Find each line containing the string "breakdown" and return it.

• • • • • • •

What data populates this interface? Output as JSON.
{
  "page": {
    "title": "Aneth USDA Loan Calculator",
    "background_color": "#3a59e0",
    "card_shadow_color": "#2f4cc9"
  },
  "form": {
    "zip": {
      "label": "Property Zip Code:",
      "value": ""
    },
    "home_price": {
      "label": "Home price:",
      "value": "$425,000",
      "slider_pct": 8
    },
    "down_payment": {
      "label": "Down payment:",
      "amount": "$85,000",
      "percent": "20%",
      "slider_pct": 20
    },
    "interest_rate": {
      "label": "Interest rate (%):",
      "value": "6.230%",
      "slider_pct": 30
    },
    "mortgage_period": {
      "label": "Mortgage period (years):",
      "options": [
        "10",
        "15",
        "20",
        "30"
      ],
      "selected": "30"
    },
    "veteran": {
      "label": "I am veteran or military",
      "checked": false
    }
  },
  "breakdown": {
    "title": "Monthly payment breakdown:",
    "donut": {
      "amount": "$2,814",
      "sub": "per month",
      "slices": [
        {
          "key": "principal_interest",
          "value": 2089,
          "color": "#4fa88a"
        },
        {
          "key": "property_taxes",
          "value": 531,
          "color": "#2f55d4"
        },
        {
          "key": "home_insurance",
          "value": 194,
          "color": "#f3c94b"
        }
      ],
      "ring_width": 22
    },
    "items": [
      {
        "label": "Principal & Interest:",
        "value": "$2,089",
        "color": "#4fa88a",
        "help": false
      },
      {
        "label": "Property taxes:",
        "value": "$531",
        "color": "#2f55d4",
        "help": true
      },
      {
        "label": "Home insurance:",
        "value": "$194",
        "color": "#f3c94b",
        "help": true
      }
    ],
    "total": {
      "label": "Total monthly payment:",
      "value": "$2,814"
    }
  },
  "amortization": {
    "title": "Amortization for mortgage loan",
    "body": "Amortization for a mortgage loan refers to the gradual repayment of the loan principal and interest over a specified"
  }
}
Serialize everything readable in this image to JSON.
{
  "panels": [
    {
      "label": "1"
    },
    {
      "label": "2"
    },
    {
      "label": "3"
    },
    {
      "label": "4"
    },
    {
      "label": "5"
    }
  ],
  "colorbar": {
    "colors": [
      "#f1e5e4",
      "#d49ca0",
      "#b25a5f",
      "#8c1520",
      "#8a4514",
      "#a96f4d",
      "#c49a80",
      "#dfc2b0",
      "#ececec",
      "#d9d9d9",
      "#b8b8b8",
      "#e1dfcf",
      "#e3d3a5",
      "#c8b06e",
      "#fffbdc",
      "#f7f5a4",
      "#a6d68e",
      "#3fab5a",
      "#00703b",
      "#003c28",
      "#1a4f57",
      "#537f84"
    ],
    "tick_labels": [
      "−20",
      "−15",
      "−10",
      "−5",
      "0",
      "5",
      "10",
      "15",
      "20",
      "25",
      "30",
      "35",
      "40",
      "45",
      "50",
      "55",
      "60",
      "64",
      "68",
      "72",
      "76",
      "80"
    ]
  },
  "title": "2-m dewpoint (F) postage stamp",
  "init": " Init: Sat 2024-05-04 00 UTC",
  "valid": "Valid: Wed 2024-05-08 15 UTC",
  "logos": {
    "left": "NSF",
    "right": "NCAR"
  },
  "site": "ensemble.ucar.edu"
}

• • • • • • •

**CORRECT RESULT:**
  "breakdown": {
    "title": "Monthly payment breakdown:",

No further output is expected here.